## GIVEN INSTRUCTION
Find the string "cell" in the records. Copy every line it appears in.

## RAW DATA

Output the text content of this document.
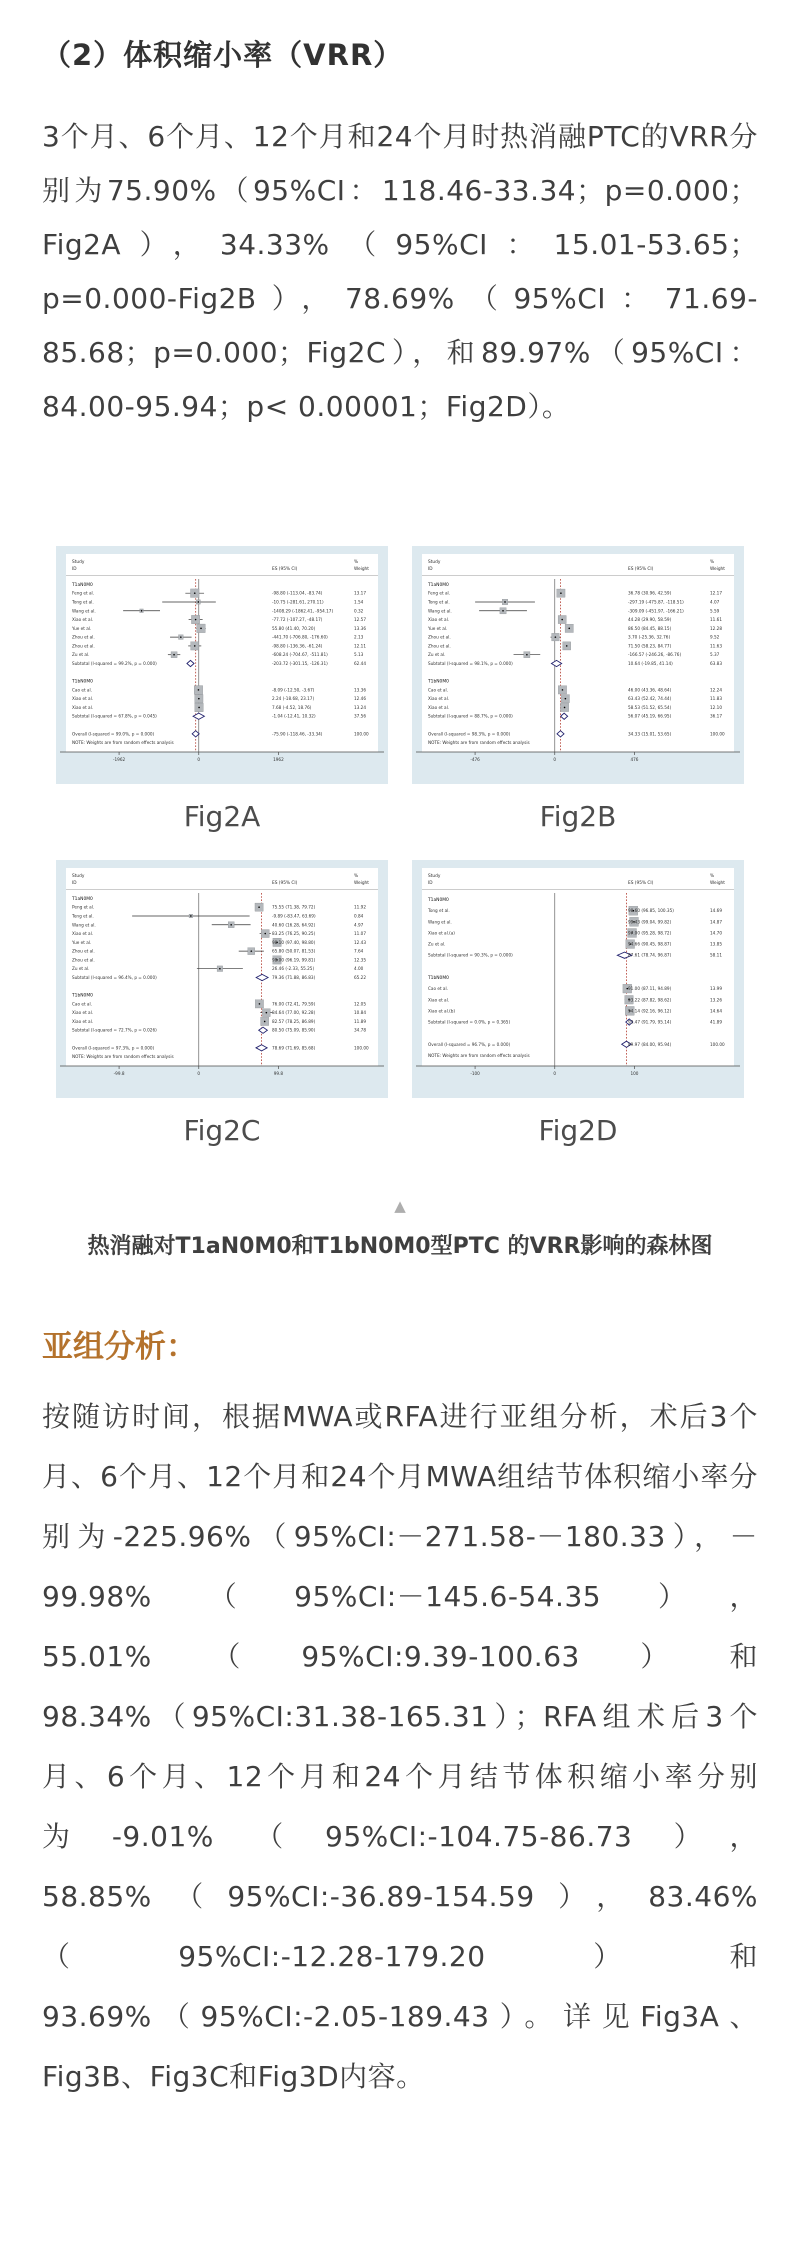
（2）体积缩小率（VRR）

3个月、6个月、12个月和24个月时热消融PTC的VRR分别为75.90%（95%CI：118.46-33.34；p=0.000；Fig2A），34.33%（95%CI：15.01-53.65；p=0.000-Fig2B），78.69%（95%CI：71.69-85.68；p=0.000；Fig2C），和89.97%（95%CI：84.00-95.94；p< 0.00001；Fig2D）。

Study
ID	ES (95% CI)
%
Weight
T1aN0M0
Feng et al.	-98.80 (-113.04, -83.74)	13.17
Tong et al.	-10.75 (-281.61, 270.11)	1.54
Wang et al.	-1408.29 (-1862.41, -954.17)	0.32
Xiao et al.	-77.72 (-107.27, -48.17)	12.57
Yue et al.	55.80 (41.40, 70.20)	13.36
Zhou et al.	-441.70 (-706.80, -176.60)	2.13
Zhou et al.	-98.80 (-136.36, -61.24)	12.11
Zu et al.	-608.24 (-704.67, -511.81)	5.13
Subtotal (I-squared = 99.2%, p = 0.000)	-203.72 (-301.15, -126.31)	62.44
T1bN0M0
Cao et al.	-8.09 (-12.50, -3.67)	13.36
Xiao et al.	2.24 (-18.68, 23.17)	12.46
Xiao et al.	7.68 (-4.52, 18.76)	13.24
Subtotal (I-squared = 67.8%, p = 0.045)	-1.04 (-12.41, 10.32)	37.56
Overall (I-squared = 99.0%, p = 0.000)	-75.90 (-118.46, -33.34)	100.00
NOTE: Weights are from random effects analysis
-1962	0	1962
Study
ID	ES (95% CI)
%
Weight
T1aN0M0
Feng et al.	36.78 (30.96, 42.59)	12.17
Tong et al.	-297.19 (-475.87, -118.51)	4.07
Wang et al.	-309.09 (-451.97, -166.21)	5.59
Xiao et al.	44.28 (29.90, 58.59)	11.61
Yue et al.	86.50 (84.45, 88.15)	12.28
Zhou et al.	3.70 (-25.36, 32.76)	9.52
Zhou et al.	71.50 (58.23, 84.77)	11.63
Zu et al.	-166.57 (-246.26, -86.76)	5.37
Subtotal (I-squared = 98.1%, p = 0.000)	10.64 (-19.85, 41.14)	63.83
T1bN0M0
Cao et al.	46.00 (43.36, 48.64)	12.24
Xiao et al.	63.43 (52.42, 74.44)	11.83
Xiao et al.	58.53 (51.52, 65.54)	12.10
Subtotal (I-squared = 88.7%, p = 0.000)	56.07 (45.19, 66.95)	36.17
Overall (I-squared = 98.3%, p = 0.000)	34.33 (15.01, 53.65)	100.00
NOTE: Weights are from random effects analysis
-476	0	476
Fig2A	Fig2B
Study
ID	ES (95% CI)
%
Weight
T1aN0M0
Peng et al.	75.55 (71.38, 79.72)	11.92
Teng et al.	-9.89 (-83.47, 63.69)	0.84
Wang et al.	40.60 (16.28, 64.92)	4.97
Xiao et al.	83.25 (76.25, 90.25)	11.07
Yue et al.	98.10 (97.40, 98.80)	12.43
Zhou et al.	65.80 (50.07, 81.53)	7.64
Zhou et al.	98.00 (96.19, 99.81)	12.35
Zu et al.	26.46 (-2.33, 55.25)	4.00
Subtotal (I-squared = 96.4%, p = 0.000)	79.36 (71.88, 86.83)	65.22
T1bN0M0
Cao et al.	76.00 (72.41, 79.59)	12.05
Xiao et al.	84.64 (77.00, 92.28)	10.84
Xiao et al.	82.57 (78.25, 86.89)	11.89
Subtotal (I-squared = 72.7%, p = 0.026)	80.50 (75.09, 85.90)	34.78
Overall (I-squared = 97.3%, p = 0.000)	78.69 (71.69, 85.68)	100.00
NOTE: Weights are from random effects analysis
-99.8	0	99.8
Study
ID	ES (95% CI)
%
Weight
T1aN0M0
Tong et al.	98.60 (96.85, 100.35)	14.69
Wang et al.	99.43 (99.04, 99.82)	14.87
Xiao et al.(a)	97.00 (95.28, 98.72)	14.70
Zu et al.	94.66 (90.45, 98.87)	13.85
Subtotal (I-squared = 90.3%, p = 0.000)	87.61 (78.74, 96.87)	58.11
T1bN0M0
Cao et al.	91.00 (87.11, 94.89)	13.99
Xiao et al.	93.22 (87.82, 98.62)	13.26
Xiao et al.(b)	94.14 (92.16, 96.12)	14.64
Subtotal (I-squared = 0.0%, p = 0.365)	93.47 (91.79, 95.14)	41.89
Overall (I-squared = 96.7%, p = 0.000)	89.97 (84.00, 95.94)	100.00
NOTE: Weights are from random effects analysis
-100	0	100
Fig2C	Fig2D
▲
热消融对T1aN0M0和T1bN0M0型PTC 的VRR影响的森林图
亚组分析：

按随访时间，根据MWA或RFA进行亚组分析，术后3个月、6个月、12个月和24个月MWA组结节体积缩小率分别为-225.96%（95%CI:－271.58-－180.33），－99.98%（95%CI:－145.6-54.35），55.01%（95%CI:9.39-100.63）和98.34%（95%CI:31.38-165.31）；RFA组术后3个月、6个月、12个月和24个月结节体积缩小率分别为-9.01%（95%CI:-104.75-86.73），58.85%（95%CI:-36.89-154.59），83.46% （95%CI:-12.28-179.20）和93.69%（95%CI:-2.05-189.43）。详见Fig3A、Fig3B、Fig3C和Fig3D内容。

* * *

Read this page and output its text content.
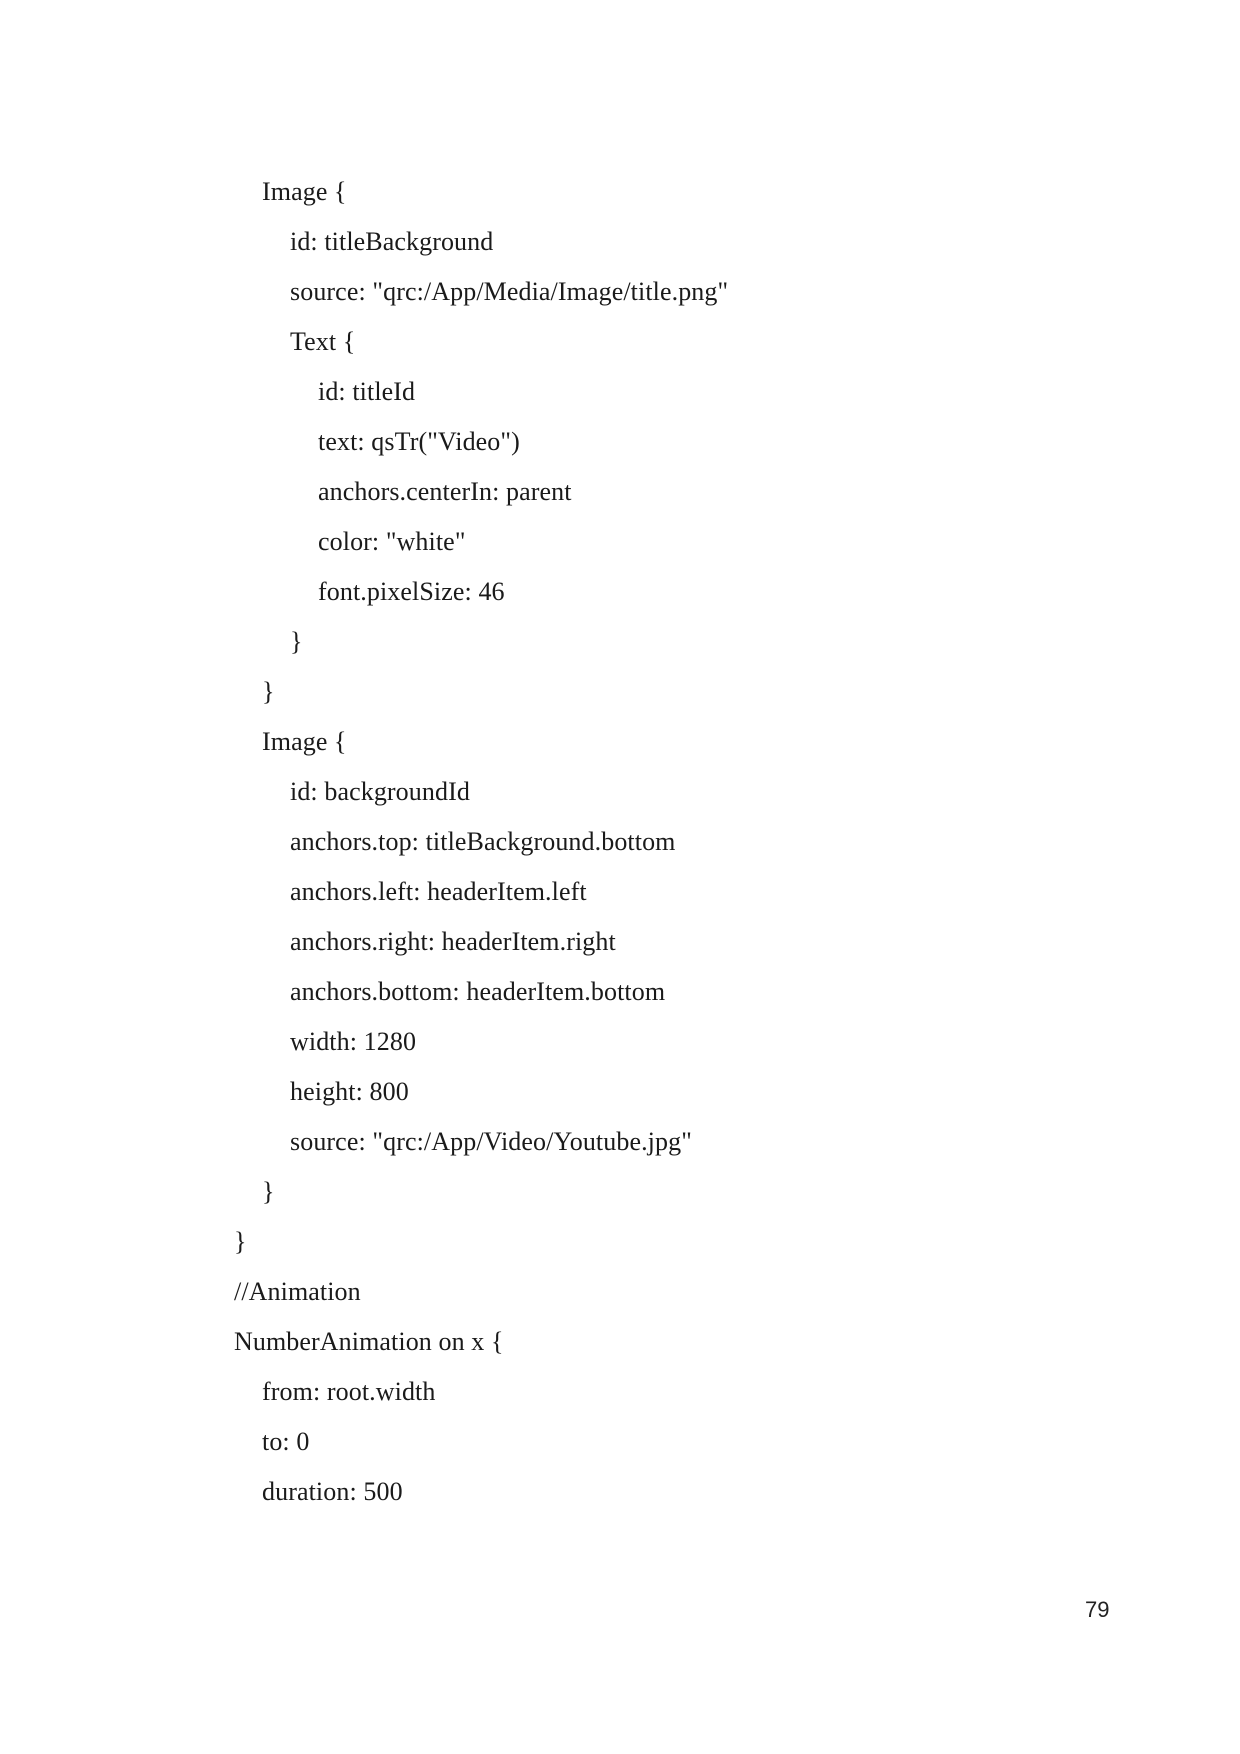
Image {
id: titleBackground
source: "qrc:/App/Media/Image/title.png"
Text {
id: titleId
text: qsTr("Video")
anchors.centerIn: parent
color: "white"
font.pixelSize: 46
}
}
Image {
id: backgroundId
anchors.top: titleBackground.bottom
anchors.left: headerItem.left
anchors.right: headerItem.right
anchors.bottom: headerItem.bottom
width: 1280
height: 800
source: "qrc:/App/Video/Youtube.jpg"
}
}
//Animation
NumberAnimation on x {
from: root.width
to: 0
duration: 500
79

==

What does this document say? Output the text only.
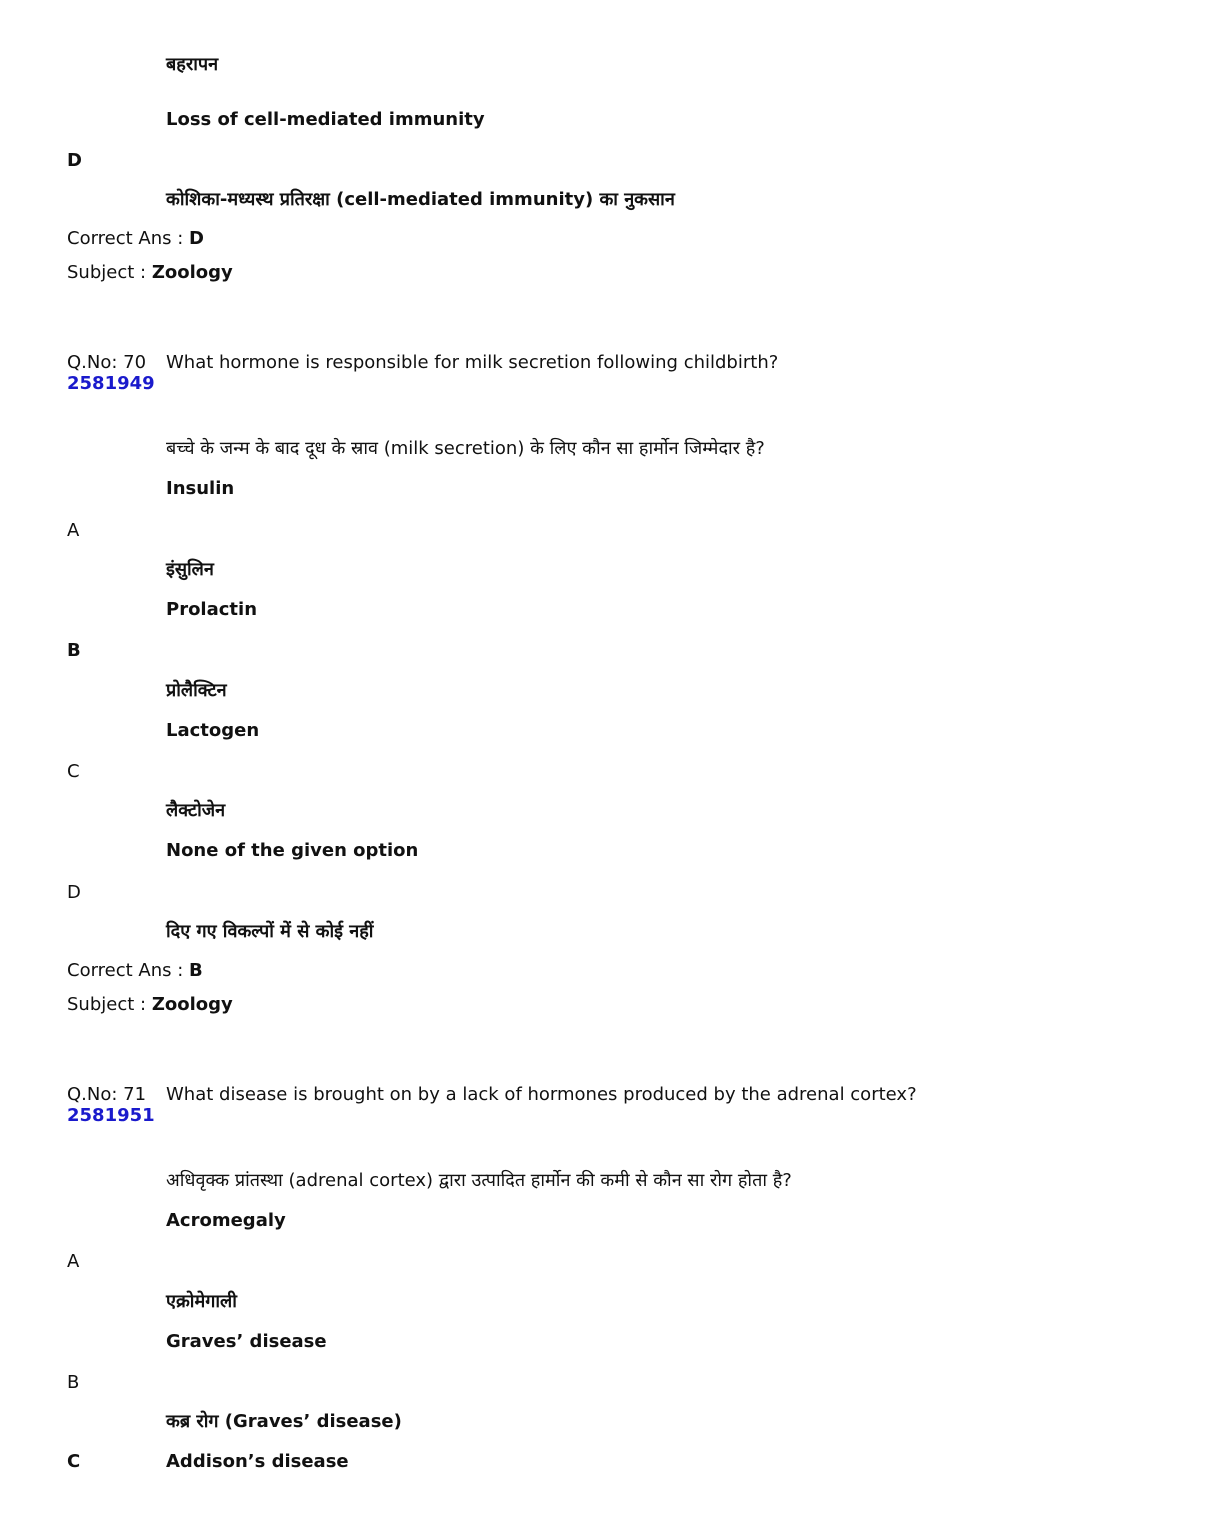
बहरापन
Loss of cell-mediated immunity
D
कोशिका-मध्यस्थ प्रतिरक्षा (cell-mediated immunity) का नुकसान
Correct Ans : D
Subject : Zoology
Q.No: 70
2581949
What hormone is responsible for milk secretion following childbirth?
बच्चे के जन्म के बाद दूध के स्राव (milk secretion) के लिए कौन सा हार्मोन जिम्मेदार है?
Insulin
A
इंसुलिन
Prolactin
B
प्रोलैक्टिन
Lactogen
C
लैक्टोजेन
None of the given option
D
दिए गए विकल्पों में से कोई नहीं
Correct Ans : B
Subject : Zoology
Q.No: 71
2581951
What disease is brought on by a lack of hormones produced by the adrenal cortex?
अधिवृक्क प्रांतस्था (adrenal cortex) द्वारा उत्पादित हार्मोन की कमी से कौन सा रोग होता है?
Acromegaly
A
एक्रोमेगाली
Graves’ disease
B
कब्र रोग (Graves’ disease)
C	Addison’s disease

## REPLY
Loss of cell-mediated immunity
कोशिका-मध्यस्थ प्रतिरक्षा (cell-mediated immunity) का नुकसान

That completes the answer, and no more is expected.